### WHAT NEEDS TO BE DONE
Return all of the data exactly as given.

### RECORDS SUPPLIED
►

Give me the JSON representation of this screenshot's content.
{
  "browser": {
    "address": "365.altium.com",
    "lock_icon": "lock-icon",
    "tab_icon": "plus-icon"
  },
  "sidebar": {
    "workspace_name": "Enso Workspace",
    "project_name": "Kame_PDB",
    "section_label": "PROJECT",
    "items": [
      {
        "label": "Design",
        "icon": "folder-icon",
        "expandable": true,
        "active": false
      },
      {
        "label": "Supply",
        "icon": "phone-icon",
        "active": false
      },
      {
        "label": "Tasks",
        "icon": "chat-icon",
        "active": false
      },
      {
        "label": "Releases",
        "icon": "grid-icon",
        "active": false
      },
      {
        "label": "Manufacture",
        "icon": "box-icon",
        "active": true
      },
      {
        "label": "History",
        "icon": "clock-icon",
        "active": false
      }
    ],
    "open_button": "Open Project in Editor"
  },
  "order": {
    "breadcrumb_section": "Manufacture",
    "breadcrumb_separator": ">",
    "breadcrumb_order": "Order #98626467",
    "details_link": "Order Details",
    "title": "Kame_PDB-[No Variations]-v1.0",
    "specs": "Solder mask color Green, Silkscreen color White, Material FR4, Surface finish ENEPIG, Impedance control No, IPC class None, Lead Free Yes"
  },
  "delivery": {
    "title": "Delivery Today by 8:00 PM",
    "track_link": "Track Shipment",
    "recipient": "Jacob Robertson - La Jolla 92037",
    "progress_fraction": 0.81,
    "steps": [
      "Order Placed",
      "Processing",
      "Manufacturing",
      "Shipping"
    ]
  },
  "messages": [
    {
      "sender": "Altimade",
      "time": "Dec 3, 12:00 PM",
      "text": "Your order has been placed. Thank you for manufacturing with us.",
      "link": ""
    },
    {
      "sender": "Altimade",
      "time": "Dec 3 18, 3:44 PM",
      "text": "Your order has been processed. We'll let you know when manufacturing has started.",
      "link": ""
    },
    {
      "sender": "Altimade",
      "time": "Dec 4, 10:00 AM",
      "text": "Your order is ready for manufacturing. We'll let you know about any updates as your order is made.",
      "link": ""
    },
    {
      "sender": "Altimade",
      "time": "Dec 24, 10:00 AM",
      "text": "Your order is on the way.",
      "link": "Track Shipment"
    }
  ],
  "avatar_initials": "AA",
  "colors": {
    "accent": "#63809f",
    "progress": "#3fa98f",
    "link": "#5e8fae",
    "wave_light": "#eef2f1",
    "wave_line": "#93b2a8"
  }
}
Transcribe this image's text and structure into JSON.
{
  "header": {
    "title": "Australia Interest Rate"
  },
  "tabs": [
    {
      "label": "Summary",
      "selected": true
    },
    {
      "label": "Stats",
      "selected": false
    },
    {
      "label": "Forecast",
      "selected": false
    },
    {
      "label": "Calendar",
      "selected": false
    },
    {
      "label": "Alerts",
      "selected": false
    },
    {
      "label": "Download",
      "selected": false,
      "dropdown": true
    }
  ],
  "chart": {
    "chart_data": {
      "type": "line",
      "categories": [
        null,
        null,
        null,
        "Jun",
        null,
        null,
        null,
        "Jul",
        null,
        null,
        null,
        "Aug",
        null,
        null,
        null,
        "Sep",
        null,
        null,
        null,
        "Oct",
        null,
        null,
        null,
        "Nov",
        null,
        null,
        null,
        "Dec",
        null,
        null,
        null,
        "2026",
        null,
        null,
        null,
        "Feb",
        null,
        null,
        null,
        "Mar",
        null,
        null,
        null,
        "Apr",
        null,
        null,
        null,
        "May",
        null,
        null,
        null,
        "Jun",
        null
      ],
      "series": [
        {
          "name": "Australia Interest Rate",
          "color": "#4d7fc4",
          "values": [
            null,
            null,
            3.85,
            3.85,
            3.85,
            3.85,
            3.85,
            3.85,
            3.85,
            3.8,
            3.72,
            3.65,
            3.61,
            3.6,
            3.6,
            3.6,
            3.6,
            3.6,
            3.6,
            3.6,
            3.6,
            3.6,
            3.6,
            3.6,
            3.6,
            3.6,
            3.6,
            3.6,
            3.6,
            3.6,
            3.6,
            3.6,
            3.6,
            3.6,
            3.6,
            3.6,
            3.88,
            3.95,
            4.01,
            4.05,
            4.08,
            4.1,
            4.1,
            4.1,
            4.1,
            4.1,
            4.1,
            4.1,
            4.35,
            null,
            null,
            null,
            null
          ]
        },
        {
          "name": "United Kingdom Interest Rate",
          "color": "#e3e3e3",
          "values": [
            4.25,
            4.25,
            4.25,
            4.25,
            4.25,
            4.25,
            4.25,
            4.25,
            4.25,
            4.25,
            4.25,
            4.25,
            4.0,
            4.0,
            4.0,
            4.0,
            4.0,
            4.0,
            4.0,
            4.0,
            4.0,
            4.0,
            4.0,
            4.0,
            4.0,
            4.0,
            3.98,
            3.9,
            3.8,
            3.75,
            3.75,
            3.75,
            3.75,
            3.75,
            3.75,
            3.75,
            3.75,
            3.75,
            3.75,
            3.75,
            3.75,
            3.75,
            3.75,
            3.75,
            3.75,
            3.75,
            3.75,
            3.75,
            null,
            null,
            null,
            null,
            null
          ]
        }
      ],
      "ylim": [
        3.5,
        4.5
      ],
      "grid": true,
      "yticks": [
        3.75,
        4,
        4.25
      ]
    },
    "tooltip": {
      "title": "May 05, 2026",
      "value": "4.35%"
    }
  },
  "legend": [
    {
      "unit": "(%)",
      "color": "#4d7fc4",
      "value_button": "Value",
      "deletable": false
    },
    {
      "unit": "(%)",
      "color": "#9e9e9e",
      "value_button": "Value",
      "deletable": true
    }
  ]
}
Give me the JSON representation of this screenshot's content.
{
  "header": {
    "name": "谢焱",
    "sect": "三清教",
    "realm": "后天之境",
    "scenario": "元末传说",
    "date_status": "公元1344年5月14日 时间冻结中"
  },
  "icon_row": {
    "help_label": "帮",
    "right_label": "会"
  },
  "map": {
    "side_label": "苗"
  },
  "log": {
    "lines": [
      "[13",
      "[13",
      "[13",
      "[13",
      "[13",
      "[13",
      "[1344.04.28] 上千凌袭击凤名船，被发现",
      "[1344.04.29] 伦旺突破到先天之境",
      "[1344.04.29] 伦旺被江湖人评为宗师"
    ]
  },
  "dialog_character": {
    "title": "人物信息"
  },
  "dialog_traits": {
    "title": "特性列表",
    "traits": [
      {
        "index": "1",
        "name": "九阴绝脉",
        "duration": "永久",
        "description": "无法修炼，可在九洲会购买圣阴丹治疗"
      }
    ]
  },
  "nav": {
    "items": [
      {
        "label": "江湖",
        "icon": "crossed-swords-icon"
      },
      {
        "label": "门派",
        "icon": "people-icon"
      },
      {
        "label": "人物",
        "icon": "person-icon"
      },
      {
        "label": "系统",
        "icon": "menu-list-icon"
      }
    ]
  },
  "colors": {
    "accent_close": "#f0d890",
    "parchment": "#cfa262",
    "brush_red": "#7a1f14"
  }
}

◄

### FULL SOLUTION
Give me the JSON representation of this screenshot's content.
{
  "browser": {
    "address": "365.altium.com",
    "lock_icon": "lock-icon",
    "tab_icon": "plus-icon"
  },
  "sidebar": {
    "workspace_name": "Enso Workspace",
    "project_name": "Kame_PDB",
    "section_label": "PROJECT",
    "items": [
      {
        "label": "Design",
        "icon": "folder-icon",
        "expandable": true,
        "active": false
      },
      {
        "label": "Supply",
        "icon": "phone-icon",
        "active": false
      },
      {
        "label": "Tasks",
        "icon": "chat-icon",
        "active": false
      },
      {
        "label": "Releases",
        "icon": "grid-icon",
        "active": false
      },
      {
        "label": "Manufacture",
        "icon": "box-icon",
        "active": true
      },
      {
        "label": "History",
        "icon": "clock-icon",
        "active": false
      }
    ],
    "open_button": "Open Project in Editor"
  },
  "order": {
    "breadcrumb_section": "Manufacture",
    "breadcrumb_separator": ">",
    "breadcrumb_order": "Order #98626467",
    "details_link": "Order Details",
    "title": "Kame_PDB-[No Variations]-v1.0",
    "specs": "Solder mask color Green, Silkscreen color White, Material FR4, Surface finish ENEPIG, Impedance control No, IPC class None, Lead Free Yes"
  },
  "delivery": {
    "title": "Delivery Today by 8:00 PM",
    "track_link": "Track Shipment",
    "recipient": "Jacob Robertson - La Jolla 92037",
    "progress_fraction": 0.81,
    "steps": [
      "Order Placed",
      "Processing",
      "Manufacturing",
      "Shipping"
    ]
  },
  "messages": [
    {
      "sender": "Altimade",
      "time": "Dec 3, 12:00 PM",
      "text": "Your order has been placed. Thank you for manufacturing with us.",
      "link": ""
    },
    {
      "sender": "Altimade",
      "time": "Dec 3 18, 3:44 PM",
      "text": "Your order has been processed. We'll let you know when manufacturing has started.",
      "link": ""
    },
    {
      "sender": "Altimade",
      "time": "Dec 4, 10:00 AM",
      "text": "Your order is ready for manufacturing. We'll let you know about any updates as your order is made.",
      "link": ""
    },
    {
      "sender": "Altimade",
      "time": "Dec 24, 10:00 AM",
      "text": "Your order is on the way.",
      "link": "Track Shipment"
    }
  ],
  "avatar_initials": "AA",
  "colors": {
    "accent": "#63809f",
    "progress": "#3fa98f",
    "link": "#5e8fae",
    "wave_light": "#eef2f1",
    "wave_line": "#93b2a8"
  }
}
Transcribe this image's text and structure into JSON.
{
  "header": {
    "title": "Australia Interest Rate"
  },
  "tabs": [
    {
      "label": "Summary",
      "selected": true
    },
    {
      "label": "Stats",
      "selected": false
    },
    {
      "label": "Forecast",
      "selected": false
    },
    {
      "label": "Calendar",
      "selected": false
    },
    {
      "label": "Alerts",
      "selected": false
    },
    {
      "label": "Download",
      "selected": false,
      "dropdown": true
    }
  ],
  "chart": {
    "chart_data": {
      "type": "line",
      "categories": [
        null,
        null,
        null,
        "Jun",
        null,
        null,
        null,
        "Jul",
        null,
        null,
        null,
        "Aug",
        null,
        null,
        null,
        "Sep",
        null,
        null,
        null,
        "Oct",
        null,
        null,
        null,
        "Nov",
        null,
        null,
        null,
        "Dec",
        null,
        null,
        null,
        "2026",
        null,
        null,
        null,
        "Feb",
        null,
        null,
        null,
        "Mar",
        null,
        null,
        null,
        "Apr",
        null,
        null,
        null,
        "May",
        null,
        null,
        null,
        "Jun",
        null
      ],
      "series": [
        {
          "name": "Australia Interest Rate",
          "color": "#4d7fc4",
          "values": [
            null,
            null,
            3.85,
            3.85,
            3.85,
            3.85,
            3.85,
            3.85,
            3.85,
            3.8,
            3.72,
            3.65,
            3.61,
            3.6,
            3.6,
            3.6,
            3.6,
            3.6,
            3.6,
            3.6,
            3.6,
            3.6,
            3.6,
            3.6,
            3.6,
            3.6,
            3.6,
            3.6,
            3.6,
            3.6,
            3.6,
            3.6,
            3.6,
            3.6,
            3.6,
            3.6,
            3.88,
            3.95,
            4.01,
            4.05,
            4.08,
            4.1,
            4.1,
            4.1,
            4.1,
            4.1,
            4.1,
            4.1,
            4.35,
            null,
            null,
            null,
            null
          ]
        },
        {
          "name": "United Kingdom Interest Rate",
          "color": "#e3e3e3",
          "values": [
            4.25,
            4.25,
            4.25,
            4.25,
            4.25,
            4.25,
            4.25,
            4.25,
            4.25,
            4.25,
            4.25,
            4.25,
            4.0,
            4.0,
            4.0,
            4.0,
            4.0,
            4.0,
            4.0,
            4.0,
            4.0,
            4.0,
            4.0,
            4.0,
            4.0,
            4.0,
            3.98,
            3.9,
            3.8,
            3.75,
            3.75,
            3.75,
            3.75,
            3.75,
            3.75,
            3.75,
            3.75,
            3.75,
            3.75,
            3.75,
            3.75,
            3.75,
            3.75,
            3.75,
            3.75,
            3.75,
            3.75,
            3.75,
            null,
            null,
            null,
            null,
            null
          ]
        }
      ],
      "ylim": [
        3.5,
        4.5
      ],
      "grid": true,
      "yticks": [
        3.75,
        4,
        4.25
      ]
    },
    "tooltip": {
      "title": "May 05, 2026",
      "value": "4.35%"
    }
  },
  "legend": [
    {
      "unit": "(%)",
      "color": "#4d7fc4",
      "value_button": "Value",
      "deletable": false
    },
    {
      "unit": "(%)",
      "color": "#9e9e9e",
      "value_button": "Value",
      "deletable": true
    }
  ]
}
Give me the JSON representation of this screenshot's content.
{
  "header": {
    "name": "谢焱",
    "sect": "三清教",
    "realm": "后天之境",
    "scenario": "元末传说",
    "date_status": "公元1344年5月14日 时间冻结中"
  },
  "icon_row": {
    "help_label": "帮",
    "right_label": "会"
  },
  "map": {
    "side_label": "苗"
  },
  "log": {
    "lines": [
      "[13",
      "[13",
      "[13",
      "[13",
      "[13",
      "[13",
      "[1344.04.28] 上千凌袭击凤名船，被发现",
      "[1344.04.29] 伦旺突破到先天之境",
      "[1344.04.29] 伦旺被江湖人评为宗师"
    ]
  },
  "dialog_character": {
    "title": "人物信息"
  },
  "dialog_traits": {
    "title": "特性列表",
    "traits": [
      {
        "index": "1",
        "name": "九阴绝脉",
        "duration": "永久",
        "description": "无法修炼，可在九洲会购买圣阴丹治疗"
      }
    ]
  },
  "nav": {
    "items": [
      {
        "label": "江湖",
        "icon": "crossed-swords-icon"
      },
      {
        "label": "门派",
        "icon": "people-icon"
      },
      {
        "label": "人物",
        "icon": "person-icon"
      },
      {
        "label": "系统",
        "icon": "menu-list-icon"
      }
    ]
  },
  "colors": {
    "accent_close": "#f0d890",
    "parchment": "#cfa262",
    "brush_red": "#7a1f14"
  }
}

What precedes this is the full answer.